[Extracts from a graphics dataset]
───
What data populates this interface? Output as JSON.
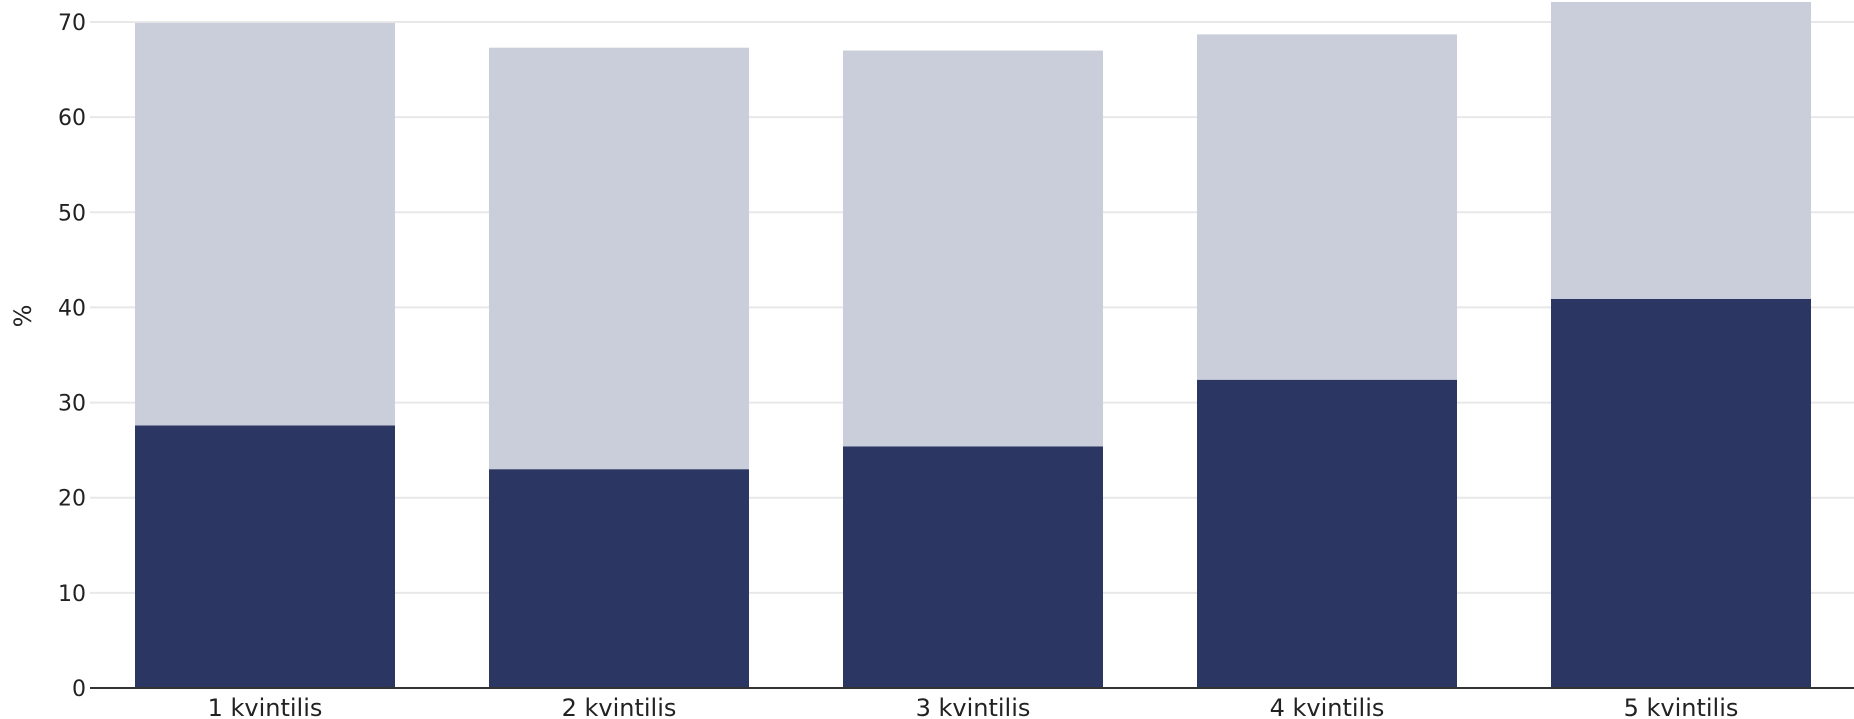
{
  "chart_data": {
    "type": "bar",
    "stacked": true,
    "title": "",
    "xlabel": "",
    "ylabel": "%",
    "ylim": [
      0,
      70
    ],
    "yticks": [
      0,
      10,
      20,
      30,
      40,
      50,
      60,
      70
    ],
    "grid": true,
    "categories": [
      "1 kvintilis",
      "2 kvintilis",
      "3 kvintilis",
      "4 kvintilis",
      "5 kvintilis"
    ],
    "series": [
      {
        "values": [
          27.6,
          23.0,
          25.4,
          32.4,
          40.9
        ],
        "color": "#2b3663"
      },
      {
        "values": [
          42.3,
          44.3,
          41.6,
          36.3,
          31.2
        ],
        "color": "#cacdda"
      }
    ],
    "colors": {
      "axis": "#333333",
      "grid": "#e8e8e8"
    }
  }
}
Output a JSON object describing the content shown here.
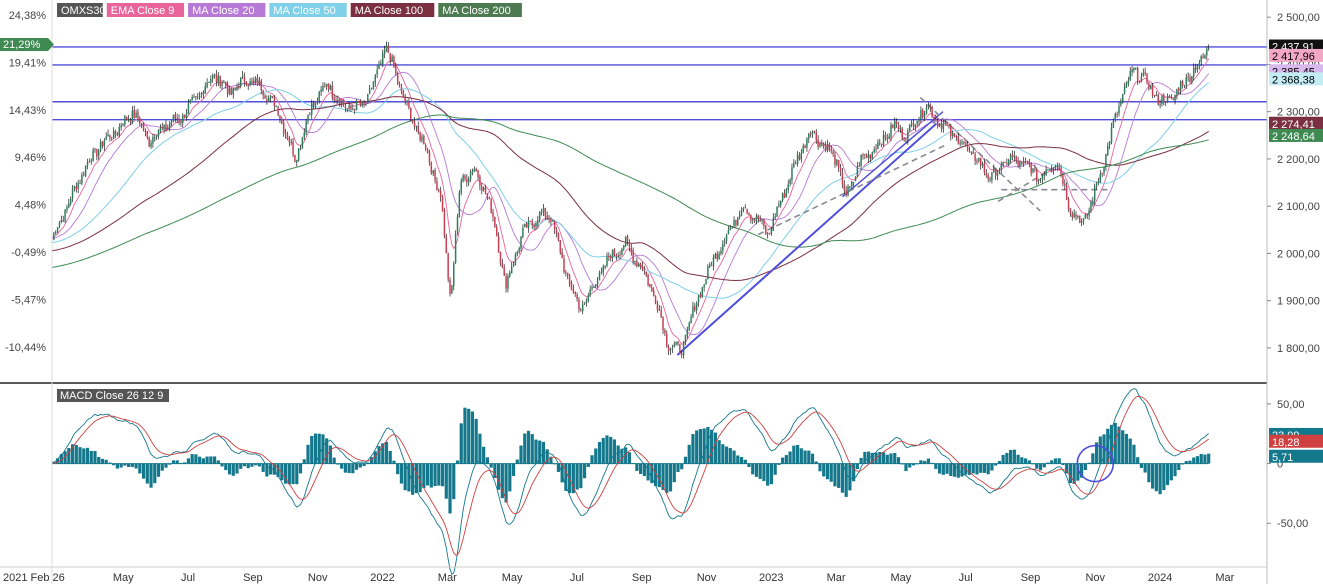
{
  "instrument": "OMXS30",
  "legend": [
    {
      "label": "OMXS30",
      "bg": "#555555"
    },
    {
      "label": "EMA Close 9",
      "bg": "#e8649a"
    },
    {
      "label": "MA Close 20",
      "bg": "#b779d6"
    },
    {
      "label": "MA Close 50",
      "bg": "#7fd0e8"
    },
    {
      "label": "MA Close 100",
      "bg": "#7a3040"
    },
    {
      "label": "MA Close 200",
      "bg": "#4e7a52"
    }
  ],
  "macd_label": "MACD Close 26 12 9",
  "colors": {
    "up": "#2e7d5b",
    "down": "#c83e52",
    "ema9": "#e8649a",
    "ma20": "#b779d6",
    "ma50": "#7fd0e8",
    "ma100": "#7a3040",
    "ma200": "#3f8a52",
    "trend": "#4f4fdc",
    "dash": "#8a8a96",
    "macd": "#14788c",
    "signal": "#d04040",
    "hist": "#14788c"
  },
  "chart_data": [
    {
      "type": "line",
      "panel": "price",
      "series_name": "OMXS30",
      "x_tick_labels": [
        "2021 Feb 26",
        "May",
        "Jul",
        "Sep",
        "Nov",
        "2022",
        "Mar",
        "May",
        "Jul",
        "Sep",
        "Nov",
        "2023",
        "Mar",
        "May",
        "Jul",
        "Sep",
        "Nov",
        "2024",
        "Mar"
      ],
      "x_tick_months": [
        0,
        2.2,
        4.2,
        6.2,
        8.2,
        10.2,
        12.2,
        14.2,
        16.2,
        18.2,
        20.2,
        22.2,
        24.2,
        26.2,
        28.2,
        30.2,
        32.2,
        34.2,
        36.2
      ],
      "y_right_ticks": [
        2500,
        2400,
        2300,
        2200,
        2100,
        2000,
        1900,
        1800
      ],
      "y_right_labels": [
        "2 500,00",
        "2 400,00",
        "2 300,00",
        "2 200,00",
        "2 100,00",
        "2 000,00",
        "1 900,00",
        "1 800,00"
      ],
      "y_left_labels": [
        "24,38%",
        "19,41%",
        "14,43%",
        "9,46%",
        "4,48%",
        "-0,49%",
        "-5,47%",
        "-10,44%"
      ],
      "left_badge": "21,29%",
      "price_badges": [
        {
          "value": 2437.91,
          "label": "2 437,91",
          "bg": "#111111",
          "fg": "#ffffff"
        },
        {
          "value": 2417.96,
          "label": "2 417,96",
          "bg": "#f2a7c6",
          "fg": "#000000"
        },
        {
          "value": 2385.45,
          "label": "2 385,45",
          "bg": "#d9b8ee",
          "fg": "#000000"
        },
        {
          "value": 2368.38,
          "label": "2 368,38",
          "bg": "#c3ecf5",
          "fg": "#000000"
        },
        {
          "value": 2274.41,
          "label": "2 274,41",
          "bg": "#7a3040",
          "fg": "#ffffff"
        },
        {
          "value": 2248.64,
          "label": "2 248,64",
          "bg": "#3f8a52",
          "fg": "#ffffff"
        }
      ],
      "horizontal_levels": [
        2437,
        2399,
        2321,
        2283
      ],
      "ylim": [
        1730,
        2530
      ],
      "key_points": [
        [
          0,
          2030
        ],
        [
          0.4,
          2090
        ],
        [
          1,
          2180
        ],
        [
          1.5,
          2230
        ],
        [
          2,
          2260
        ],
        [
          2.5,
          2300
        ],
        [
          3,
          2240
        ],
        [
          3.5,
          2270
        ],
        [
          4,
          2290
        ],
        [
          4.5,
          2330
        ],
        [
          5,
          2380
        ],
        [
          5.5,
          2340
        ],
        [
          6,
          2370
        ],
        [
          6.5,
          2350
        ],
        [
          7,
          2300
        ],
        [
          7.5,
          2200
        ],
        [
          8,
          2310
        ],
        [
          8.5,
          2360
        ],
        [
          9,
          2310
        ],
        [
          9.6,
          2310
        ],
        [
          10,
          2370
        ],
        [
          10.3,
          2440
        ],
        [
          10.7,
          2360
        ],
        [
          11,
          2300
        ],
        [
          11.5,
          2230
        ],
        [
          12,
          2120
        ],
        [
          12.3,
          1900
        ],
        [
          12.6,
          2150
        ],
        [
          13,
          2180
        ],
        [
          13.4,
          2130
        ],
        [
          13.7,
          2050
        ],
        [
          14,
          1930
        ],
        [
          14.5,
          2040
        ],
        [
          15,
          2080
        ],
        [
          15.4,
          2080
        ],
        [
          15.8,
          1970
        ],
        [
          16.3,
          1880
        ],
        [
          16.7,
          1930
        ],
        [
          17.2,
          1990
        ],
        [
          17.7,
          2020
        ],
        [
          18.2,
          1970
        ],
        [
          18.6,
          1910
        ],
        [
          19,
          1810
        ],
        [
          19.4,
          1790
        ],
        [
          20,
          1920
        ],
        [
          20.5,
          2000
        ],
        [
          21,
          2060
        ],
        [
          21.3,
          2100
        ],
        [
          21.8,
          2070
        ],
        [
          22.1,
          2040
        ],
        [
          22.6,
          2130
        ],
        [
          23,
          2200
        ],
        [
          23.4,
          2260
        ],
        [
          23.8,
          2230
        ],
        [
          24.2,
          2200
        ],
        [
          24.5,
          2120
        ],
        [
          25,
          2200
        ],
        [
          25.5,
          2230
        ],
        [
          26,
          2270
        ],
        [
          26.4,
          2250
        ],
        [
          26.7,
          2290
        ],
        [
          27,
          2310
        ],
        [
          27.5,
          2270
        ],
        [
          28,
          2240
        ],
        [
          28.5,
          2200
        ],
        [
          29,
          2160
        ],
        [
          29.5,
          2200
        ],
        [
          30,
          2190
        ],
        [
          30.5,
          2160
        ],
        [
          31,
          2200
        ],
        [
          31.4,
          2100
        ],
        [
          31.8,
          2060
        ],
        [
          32.2,
          2130
        ],
        [
          32.6,
          2230
        ],
        [
          33,
          2330
        ],
        [
          33.4,
          2390
        ],
        [
          33.8,
          2360
        ],
        [
          34.2,
          2320
        ],
        [
          34.6,
          2330
        ],
        [
          35,
          2370
        ],
        [
          35.4,
          2400
        ],
        [
          35.7,
          2440
        ]
      ],
      "moving_averages": [
        {
          "name": "EMA Close 9",
          "last": 2417.96
        },
        {
          "name": "MA Close 20",
          "last": 2385.45
        },
        {
          "name": "MA Close 50",
          "last": 2368.38
        },
        {
          "name": "MA Close 100",
          "last": 2274.41
        },
        {
          "name": "MA Close 200",
          "last": 2248.64
        }
      ]
    },
    {
      "type": "line",
      "panel": "macd",
      "series_name": "MACD Close 26 12 9",
      "y_ticks": [
        50,
        0,
        -50
      ],
      "y_labels": [
        "50,00",
        "0",
        "-50,00"
      ],
      "ylim": [
        -85,
        65
      ],
      "badges": [
        {
          "value": 23.99,
          "label": "23,99",
          "bg": "#14788c",
          "fg": "#ffffff"
        },
        {
          "value": 18.28,
          "label": "18,28",
          "bg": "#d04040",
          "fg": "#ffffff"
        },
        {
          "value": 5.71,
          "label": "5,71",
          "bg": "#14788c",
          "fg": "#ffffff"
        }
      ]
    }
  ]
}
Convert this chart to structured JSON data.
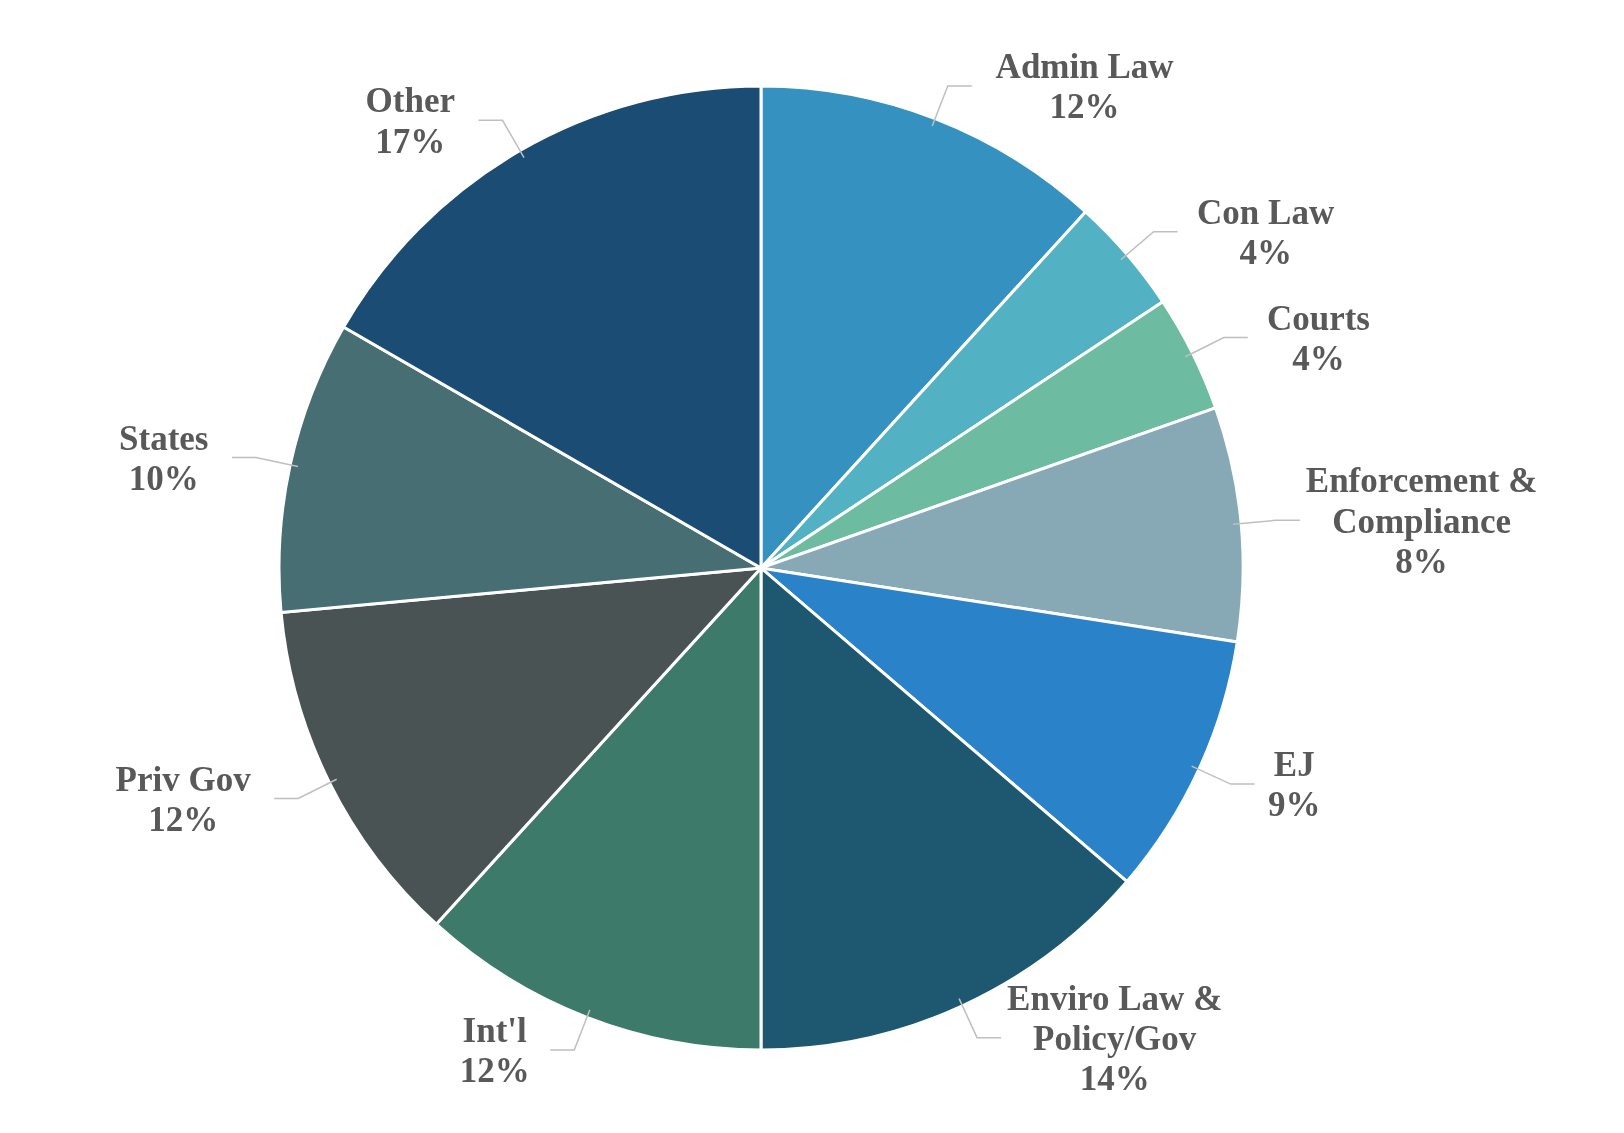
───
• [What the task requires]: Show the lines that mention the word "JSON".

• [Problem solution]:
What data populates this interface? Output as JSON.
Output a JSON object describing the content shown here.
Convert this chart to structured JSON data.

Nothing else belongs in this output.